Extracted data entries:
━━━━

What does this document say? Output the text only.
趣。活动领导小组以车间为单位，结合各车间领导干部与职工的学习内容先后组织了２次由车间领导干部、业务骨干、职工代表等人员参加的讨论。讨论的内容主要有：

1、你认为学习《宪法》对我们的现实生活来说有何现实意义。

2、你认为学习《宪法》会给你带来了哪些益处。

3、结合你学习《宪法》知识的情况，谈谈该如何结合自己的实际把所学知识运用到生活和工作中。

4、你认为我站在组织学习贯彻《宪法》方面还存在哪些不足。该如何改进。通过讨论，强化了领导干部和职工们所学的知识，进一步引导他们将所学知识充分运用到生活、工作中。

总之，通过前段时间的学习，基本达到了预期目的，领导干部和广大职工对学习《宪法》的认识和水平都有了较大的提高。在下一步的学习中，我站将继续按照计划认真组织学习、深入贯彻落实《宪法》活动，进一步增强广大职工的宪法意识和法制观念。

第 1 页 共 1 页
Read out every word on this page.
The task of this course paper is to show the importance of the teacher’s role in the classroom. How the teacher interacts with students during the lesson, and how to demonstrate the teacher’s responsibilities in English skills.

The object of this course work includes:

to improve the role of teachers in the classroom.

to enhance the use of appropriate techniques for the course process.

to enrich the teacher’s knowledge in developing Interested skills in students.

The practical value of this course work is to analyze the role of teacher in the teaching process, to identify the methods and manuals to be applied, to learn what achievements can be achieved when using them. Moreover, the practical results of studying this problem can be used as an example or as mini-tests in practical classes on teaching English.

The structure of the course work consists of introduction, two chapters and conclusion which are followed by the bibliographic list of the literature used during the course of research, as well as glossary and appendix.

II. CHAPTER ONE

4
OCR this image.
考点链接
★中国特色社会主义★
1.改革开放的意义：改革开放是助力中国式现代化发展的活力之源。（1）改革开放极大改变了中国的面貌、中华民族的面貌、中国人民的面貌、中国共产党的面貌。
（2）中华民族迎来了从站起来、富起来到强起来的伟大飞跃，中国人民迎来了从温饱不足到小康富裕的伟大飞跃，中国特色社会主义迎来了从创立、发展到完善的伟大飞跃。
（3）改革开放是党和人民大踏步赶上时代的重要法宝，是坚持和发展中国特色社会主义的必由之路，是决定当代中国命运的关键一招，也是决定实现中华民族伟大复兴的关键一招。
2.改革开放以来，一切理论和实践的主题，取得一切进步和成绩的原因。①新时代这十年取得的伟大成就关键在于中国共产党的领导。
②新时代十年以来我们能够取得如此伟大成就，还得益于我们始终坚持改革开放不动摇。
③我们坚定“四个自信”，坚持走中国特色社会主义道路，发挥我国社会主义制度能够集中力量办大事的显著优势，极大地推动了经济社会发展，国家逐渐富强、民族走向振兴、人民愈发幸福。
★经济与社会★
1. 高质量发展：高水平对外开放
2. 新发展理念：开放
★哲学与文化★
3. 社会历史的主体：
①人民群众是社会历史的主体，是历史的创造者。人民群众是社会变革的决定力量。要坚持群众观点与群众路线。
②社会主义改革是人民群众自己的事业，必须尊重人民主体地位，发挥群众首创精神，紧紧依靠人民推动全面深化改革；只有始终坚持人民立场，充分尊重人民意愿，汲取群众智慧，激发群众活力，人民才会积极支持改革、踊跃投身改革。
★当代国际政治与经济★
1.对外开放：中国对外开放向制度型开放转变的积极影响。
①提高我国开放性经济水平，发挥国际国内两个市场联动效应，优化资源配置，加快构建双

━━━━

* Task description *
Across the entries, how many lines contain "English"? Reply with the number only.

* Task output *
2